◆ ÉNONCÉ 1 ◆
Extrayez toutes les lignes des entrées qui contiennent la chaîne « Seniors », en tenant compte de la casse.

CHINAHOY

1-July-2014

Le Père Émile Licent, ses fossiles et Tianjin

 

Beaucoup de spécimens découverts par Émile Licent sont aujourd'hui exposés au Musée d'histoire naturelle de Tianjin. (PHOTO PAR YU JIE)

 

WANG WENJIE, membre de la rédaction

Cité chinoise comptant anciennement neuf concessions étrangères, Tianjin occupe une place importante dans l'histoire moderne de la Chine. D'innombrables personnes du siècle passé, Chinois ou étrangers, y ont laissé leurs traces. Dont le Père Émile Licet, érudit français fondateur du premier musée d'histoire naturelle au Nord de la Chine.

Il y a bien longtemps, un prêtre jésuite français est venu tout seul en Chine, pour y satisfaire sa curiosité envers cette civilisation orientale mystérieuse et pour y effectuer des recherches archéologiques. Il a choisi Tianjin comme pied-à-terre et y entreposa les différents spécimens rapportés de ses expéditions à travers le pays.

Ce prêtre jésuite, c'est Émile Licent (1876-1952). En plus d'être religieux, il était géologue, paléontologue et archéologue. Son séjour en Chine commença en 1914 et se termina en 1938.

À l'intérieur de l'Institut des langues étrangères de Tianjin se trouve un bâtiment de deux étages, sur le fronton duquel est gravé « MUSÉE HOANGHO PAIHO » (qui signifie le Musée du fleuve Jaune et du fleuve Haihe). Fondé par Émile Licent dans les années 20, il s'agit du premier musée à avoir été bâti dans le Nord de la Chine.

Émile Licent s'intéressait aux sciences naturelles depuis son enfance et commença ses recherches géologiques après ses études universitaires. D'après les descriptions de certains missionnaires français qui avaient visité la Chine à son époque, il était profondément attiré par cette civilisation ancienne. En 1868, le missionnaire français Pierre Marie Heude (1836-1902) avait établi un musée dans l'église de Xujiahui à Shanghai. Celui-ci est considéré comme le premier musée d'histoire naturelle de Chine. À la suite de son doctorat en zoologie en 1912, Émile Licent souhaitait en établir un au Nord de la Chine. Suivant l'exemple du Père italien Matteo Ricci, il partit pour la Chine au mois de mars 1914, grâce au soutien du gouvernement français et du président de la Compagnie de Jésus.

Au cours de ses 25 ans en Chine, Émile Licent réalisa beaucoup de découvertes archéologiques importantes, qui étonnèrent le milieu des sciences occidentales. On retrouve ses empreintes partout au Nord et au Nord-Ouest de la Chine. Ses expéditions les plus éloignées s'étendirent jusqu'aux régions proches du Tibet. Au début de son séjour en Chine, il rangeait les spécimens et les fossiles qu'il avait accumulés dans le bâtiment de la Compagnie de Jésus localisé à Tianjin. Mais le bâtiment devint vite trop petit pour tout entreposer. Il proposa alors de créer un musée. Après avoir découvert des os empilés auprès du fleuve Sjara-osso-gol (ou Salawusu) en 1922, il invita le Père français Pierre Teilhard de Chardin à participer à ses recherches. Le 23 mai 1923, ce dernier arriva de Paris à Tianjin, pour assister Émile Licent dans son travail archéologique et la conception du musée Hoangho Paiho.

◆ ÉNONCÉ 2 ◆
Transcrivez tel quel le passage de l'article ci-dessus sur Émile Licent qui va de « Cité chinoise comptant » jusqu'à « termina en 1938. ».

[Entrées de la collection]
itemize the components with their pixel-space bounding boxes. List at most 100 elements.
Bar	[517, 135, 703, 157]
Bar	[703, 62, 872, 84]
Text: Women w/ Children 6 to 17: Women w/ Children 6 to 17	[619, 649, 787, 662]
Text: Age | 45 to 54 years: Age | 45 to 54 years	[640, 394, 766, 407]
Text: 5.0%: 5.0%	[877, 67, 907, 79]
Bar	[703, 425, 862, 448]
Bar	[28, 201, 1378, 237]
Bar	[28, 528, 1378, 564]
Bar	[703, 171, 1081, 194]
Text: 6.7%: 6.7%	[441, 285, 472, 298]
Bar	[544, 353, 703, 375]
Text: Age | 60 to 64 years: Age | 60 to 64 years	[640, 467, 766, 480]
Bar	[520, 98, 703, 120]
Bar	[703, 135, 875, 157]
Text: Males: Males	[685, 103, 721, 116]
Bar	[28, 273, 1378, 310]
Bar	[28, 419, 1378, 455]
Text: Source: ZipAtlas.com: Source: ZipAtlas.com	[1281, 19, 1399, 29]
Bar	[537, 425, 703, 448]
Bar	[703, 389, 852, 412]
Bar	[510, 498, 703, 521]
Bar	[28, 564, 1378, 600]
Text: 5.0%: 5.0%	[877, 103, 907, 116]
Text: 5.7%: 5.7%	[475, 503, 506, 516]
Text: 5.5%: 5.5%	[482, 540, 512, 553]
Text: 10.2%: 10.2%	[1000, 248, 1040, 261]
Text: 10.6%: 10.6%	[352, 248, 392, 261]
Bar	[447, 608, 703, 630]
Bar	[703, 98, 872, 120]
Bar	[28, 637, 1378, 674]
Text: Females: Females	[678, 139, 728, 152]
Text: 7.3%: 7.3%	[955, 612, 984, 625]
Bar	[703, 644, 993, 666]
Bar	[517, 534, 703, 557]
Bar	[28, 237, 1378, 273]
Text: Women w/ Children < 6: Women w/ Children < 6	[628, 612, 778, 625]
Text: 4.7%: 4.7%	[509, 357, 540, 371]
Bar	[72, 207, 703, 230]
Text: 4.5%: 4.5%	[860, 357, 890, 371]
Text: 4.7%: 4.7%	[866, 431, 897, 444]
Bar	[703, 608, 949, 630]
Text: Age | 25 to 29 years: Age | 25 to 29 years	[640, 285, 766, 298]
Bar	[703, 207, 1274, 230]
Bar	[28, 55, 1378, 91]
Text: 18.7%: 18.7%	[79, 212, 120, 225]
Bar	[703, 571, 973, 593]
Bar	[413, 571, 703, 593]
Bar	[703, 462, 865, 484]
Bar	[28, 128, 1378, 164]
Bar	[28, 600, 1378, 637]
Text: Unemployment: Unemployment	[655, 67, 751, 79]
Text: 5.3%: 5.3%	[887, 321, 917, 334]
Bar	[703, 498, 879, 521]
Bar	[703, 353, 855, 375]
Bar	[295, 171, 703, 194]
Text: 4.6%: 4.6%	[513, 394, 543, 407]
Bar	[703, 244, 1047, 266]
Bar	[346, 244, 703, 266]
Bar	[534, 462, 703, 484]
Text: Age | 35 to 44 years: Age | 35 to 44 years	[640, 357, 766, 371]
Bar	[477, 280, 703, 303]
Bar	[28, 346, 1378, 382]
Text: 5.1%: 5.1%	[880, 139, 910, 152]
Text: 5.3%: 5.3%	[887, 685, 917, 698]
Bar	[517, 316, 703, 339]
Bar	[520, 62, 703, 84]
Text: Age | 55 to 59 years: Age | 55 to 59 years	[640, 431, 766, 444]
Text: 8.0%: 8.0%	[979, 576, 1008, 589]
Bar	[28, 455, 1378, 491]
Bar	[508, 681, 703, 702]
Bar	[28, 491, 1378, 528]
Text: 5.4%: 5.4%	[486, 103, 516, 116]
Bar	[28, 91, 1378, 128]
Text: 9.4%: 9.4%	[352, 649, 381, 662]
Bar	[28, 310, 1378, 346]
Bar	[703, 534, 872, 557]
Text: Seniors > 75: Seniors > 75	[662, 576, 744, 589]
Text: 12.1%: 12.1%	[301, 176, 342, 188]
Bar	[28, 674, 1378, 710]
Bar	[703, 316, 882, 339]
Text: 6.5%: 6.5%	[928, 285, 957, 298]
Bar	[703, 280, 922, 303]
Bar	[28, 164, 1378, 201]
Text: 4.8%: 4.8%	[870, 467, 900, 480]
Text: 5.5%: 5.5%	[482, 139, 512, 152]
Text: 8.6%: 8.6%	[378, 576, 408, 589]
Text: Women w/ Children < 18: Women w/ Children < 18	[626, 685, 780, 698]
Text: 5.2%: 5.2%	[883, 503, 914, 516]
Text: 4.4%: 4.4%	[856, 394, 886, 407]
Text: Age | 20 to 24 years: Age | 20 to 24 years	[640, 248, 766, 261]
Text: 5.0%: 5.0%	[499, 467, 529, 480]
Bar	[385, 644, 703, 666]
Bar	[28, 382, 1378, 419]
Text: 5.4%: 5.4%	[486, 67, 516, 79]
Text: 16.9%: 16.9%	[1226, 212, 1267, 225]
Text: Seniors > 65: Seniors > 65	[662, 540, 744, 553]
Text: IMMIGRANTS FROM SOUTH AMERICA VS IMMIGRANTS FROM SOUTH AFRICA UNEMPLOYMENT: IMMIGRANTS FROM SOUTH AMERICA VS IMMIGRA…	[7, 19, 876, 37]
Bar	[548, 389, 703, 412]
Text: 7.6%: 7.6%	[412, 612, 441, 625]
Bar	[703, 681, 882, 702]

◆ SOLUTION DÉTAILLÉE 1 ◆
Text: Seniors > 75: Seniors > 75	[662, 576, 744, 589]
Text: Seniors > 65: Seniors > 65	[662, 540, 744, 553]

◆ SOLUTION DÉTAILLÉE 2 ◆
Cité chinoise comptant anciennement neuf concessions étrangères, Tianjin occupe une place importante dans l'histoire moderne de la Chine. D'innombrables personnes du siècle passé, Chinois ou étrangers, y ont laissé leurs traces. Dont le Père Émile Licet, érudit français fondateur du premier musée d'histoire naturelle au Nord de la Chine.

Il y a bien longtemps, un prêtre jésuite français est venu tout seul en Chine, pour y satisfaire sa curiosité envers cette civilisation orientale mystérieuse et pour y effectuer des recherches archéologiques. Il a choisi Tianjin comme pied-à-terre et y entreposa les différents spécimens rapportés de ses expéditions à travers le pays.

Ce prêtre jésuite, c'est Émile Licent (1876-1952). En plus d'être religieux, il était géologue, paléontologue et archéologue. Son séjour en Chine commença en 1914 et se termina en 1938.